-- WRITTEN TASK --
In the data below, find every line with the string "meaning" and pull it out.

-- RECORDS --

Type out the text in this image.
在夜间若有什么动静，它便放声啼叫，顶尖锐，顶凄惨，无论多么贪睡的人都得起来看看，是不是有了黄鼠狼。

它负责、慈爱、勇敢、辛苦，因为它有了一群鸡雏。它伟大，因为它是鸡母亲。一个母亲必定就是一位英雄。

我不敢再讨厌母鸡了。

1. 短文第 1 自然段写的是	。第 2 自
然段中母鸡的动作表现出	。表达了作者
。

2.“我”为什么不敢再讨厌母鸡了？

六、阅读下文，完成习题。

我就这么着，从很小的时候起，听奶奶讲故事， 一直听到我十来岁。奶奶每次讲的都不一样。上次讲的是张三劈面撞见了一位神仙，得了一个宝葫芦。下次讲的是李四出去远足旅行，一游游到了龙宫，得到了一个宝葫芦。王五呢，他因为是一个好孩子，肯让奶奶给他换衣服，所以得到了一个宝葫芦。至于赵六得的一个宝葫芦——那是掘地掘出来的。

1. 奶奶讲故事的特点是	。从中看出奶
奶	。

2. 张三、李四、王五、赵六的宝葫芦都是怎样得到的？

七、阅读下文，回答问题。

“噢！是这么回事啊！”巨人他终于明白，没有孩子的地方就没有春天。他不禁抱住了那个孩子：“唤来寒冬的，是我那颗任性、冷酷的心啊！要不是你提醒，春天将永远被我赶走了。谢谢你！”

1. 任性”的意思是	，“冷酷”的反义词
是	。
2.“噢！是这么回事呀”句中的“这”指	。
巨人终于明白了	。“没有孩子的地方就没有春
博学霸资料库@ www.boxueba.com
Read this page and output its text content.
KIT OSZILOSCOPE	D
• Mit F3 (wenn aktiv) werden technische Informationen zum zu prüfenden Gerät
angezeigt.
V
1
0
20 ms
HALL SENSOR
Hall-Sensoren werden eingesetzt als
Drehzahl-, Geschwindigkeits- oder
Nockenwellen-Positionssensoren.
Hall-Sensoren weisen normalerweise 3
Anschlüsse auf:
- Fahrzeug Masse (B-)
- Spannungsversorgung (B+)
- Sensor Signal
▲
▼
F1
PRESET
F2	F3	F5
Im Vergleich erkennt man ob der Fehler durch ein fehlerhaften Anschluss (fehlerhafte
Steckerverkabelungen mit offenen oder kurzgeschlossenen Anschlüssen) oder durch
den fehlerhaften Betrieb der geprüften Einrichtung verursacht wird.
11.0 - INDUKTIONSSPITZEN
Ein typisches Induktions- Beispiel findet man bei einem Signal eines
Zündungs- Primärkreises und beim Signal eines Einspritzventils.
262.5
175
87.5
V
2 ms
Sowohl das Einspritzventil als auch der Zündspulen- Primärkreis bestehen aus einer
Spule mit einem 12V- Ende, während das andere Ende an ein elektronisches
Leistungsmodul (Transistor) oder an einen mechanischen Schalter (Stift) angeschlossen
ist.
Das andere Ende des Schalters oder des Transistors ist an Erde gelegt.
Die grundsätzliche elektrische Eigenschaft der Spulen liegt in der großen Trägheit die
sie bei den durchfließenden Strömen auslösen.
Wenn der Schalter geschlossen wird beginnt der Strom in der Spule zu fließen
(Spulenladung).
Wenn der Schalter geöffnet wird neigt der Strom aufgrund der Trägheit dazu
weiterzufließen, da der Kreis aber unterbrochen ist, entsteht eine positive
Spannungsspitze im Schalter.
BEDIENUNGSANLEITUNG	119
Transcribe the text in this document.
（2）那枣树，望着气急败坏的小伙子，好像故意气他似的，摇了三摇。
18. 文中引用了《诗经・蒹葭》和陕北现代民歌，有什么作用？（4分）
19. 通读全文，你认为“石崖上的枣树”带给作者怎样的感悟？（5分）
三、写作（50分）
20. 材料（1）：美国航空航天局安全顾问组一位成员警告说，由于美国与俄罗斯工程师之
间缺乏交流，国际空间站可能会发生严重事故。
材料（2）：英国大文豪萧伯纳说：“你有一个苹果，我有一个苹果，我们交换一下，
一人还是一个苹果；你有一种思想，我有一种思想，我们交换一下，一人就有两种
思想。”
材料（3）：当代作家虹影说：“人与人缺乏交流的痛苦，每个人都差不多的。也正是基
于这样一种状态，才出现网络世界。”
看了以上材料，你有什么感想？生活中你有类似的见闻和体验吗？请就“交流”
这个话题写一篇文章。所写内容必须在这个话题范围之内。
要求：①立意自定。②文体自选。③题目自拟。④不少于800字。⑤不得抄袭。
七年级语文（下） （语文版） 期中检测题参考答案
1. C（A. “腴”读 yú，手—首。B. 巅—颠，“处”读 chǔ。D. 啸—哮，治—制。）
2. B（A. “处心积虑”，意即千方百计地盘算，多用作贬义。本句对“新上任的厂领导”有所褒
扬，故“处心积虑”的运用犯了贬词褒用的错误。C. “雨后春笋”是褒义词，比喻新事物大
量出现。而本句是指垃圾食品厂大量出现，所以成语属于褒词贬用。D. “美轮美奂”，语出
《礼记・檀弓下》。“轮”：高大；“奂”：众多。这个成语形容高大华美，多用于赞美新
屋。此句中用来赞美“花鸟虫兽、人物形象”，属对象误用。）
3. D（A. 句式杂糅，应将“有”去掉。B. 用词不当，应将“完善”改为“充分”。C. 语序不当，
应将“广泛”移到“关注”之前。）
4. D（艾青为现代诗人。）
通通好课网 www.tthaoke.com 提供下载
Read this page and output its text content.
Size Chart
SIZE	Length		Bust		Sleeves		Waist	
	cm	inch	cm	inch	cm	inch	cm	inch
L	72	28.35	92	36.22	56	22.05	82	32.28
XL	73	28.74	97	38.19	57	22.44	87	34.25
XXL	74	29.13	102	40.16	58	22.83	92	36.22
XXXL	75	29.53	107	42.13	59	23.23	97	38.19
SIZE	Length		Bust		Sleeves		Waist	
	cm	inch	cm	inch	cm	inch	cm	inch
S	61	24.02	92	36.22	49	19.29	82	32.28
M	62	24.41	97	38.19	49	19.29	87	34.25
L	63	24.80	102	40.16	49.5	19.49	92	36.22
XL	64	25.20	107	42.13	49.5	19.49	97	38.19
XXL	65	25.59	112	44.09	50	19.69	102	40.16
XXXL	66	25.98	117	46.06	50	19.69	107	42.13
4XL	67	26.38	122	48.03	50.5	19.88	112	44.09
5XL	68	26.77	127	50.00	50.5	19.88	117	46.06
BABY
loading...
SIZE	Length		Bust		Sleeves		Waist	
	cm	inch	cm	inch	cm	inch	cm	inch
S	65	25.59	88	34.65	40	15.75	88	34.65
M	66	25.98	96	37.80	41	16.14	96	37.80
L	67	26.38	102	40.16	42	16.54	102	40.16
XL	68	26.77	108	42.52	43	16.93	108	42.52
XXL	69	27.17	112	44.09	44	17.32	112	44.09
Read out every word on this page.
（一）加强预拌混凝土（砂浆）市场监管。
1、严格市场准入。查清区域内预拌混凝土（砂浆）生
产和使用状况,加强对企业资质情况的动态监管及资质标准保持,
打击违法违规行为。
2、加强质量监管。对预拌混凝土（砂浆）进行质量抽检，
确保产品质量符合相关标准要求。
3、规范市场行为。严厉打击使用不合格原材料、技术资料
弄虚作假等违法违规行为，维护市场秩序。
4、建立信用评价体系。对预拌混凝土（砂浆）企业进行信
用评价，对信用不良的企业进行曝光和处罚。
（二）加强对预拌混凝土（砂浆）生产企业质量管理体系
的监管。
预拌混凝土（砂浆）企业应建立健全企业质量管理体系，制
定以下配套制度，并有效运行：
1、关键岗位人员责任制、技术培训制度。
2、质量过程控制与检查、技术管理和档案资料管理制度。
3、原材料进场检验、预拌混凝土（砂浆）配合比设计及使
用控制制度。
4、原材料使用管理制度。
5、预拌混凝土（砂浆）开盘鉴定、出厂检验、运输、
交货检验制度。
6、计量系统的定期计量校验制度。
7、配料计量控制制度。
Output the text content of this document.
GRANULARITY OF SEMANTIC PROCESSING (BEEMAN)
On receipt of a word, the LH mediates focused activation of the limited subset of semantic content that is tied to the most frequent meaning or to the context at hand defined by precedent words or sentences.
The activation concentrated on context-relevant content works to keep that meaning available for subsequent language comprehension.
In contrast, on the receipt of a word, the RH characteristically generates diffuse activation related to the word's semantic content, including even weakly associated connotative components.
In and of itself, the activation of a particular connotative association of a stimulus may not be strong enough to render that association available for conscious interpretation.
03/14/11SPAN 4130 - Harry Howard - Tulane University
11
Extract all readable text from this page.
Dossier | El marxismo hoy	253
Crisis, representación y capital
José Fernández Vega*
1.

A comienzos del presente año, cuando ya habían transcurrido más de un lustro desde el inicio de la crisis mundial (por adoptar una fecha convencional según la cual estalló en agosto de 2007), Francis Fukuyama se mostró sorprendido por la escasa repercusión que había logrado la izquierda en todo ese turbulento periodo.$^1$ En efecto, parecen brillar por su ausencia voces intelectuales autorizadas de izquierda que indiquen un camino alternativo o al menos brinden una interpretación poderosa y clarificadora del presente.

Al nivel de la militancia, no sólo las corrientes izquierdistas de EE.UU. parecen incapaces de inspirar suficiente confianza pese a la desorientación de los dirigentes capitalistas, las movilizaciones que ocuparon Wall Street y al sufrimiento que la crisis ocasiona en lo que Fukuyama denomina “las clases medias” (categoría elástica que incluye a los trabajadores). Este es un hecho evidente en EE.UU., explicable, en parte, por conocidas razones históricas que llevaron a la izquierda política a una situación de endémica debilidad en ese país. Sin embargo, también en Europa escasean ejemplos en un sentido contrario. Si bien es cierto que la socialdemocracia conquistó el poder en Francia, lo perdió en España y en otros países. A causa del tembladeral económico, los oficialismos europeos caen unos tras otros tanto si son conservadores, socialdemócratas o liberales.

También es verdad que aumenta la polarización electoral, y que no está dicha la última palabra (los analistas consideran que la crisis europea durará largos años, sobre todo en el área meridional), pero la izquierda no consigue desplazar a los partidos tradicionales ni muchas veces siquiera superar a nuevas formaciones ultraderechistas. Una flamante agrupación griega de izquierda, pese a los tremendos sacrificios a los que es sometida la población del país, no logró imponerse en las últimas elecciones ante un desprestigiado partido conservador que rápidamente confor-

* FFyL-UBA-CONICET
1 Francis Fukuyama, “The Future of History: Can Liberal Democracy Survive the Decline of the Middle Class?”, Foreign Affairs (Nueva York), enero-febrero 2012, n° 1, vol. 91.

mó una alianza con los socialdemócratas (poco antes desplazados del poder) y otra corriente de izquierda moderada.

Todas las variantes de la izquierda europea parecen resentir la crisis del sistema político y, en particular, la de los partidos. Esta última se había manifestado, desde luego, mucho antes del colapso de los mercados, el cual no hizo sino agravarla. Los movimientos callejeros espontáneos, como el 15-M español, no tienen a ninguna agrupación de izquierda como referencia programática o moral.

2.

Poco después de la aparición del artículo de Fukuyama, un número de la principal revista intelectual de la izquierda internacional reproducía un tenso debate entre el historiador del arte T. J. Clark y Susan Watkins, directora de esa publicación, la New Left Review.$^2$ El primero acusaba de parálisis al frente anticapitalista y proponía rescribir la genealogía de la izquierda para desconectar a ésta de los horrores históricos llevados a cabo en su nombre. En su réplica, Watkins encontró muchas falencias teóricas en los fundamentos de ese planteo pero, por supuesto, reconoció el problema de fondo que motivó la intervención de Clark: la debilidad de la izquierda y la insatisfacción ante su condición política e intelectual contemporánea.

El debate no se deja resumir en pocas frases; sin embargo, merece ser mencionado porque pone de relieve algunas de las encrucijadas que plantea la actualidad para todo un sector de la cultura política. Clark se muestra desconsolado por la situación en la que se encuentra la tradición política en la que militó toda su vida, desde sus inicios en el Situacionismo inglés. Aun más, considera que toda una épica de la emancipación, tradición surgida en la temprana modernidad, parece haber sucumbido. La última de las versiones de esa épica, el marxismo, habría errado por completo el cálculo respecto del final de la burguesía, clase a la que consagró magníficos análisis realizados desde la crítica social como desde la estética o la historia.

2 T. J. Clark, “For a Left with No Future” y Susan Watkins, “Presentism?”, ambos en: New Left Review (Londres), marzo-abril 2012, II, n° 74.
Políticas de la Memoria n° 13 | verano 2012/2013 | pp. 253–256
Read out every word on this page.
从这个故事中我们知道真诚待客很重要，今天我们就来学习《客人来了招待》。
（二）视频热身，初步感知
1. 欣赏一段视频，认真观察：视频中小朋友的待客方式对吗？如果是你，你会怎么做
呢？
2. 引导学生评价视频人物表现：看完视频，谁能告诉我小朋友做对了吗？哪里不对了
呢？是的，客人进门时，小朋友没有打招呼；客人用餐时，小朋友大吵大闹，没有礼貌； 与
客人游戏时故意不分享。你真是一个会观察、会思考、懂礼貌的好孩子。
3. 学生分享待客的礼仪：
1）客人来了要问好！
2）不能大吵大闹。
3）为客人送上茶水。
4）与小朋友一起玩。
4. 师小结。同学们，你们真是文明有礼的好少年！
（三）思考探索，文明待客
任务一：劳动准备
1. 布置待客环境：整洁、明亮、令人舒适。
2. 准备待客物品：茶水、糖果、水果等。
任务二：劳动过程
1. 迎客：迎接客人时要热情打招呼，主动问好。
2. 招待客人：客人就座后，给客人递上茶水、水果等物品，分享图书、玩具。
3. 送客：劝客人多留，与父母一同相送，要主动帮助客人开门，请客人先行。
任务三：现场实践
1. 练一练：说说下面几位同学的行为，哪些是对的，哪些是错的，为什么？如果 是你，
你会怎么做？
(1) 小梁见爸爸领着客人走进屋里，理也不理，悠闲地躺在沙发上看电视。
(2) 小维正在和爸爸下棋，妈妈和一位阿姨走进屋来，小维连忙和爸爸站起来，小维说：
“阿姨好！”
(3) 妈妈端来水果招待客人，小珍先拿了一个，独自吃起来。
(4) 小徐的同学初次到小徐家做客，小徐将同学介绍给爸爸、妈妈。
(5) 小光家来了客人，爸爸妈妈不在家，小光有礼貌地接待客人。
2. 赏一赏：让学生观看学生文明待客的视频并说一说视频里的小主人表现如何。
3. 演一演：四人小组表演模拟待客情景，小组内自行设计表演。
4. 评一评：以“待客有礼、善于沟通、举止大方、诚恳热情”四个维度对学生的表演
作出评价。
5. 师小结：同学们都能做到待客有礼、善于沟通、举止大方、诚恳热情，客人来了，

-- SOLUTION TO THE EXERCISE --
On receipt of a word, the LH mediates focused activation of the limited subset of semantic content that is tied to the most frequent meaning or to the context at hand defined by precedent words or sentences.
The activation concentrated on context-relevant content works to keep that meaning available for subsequent language comprehension.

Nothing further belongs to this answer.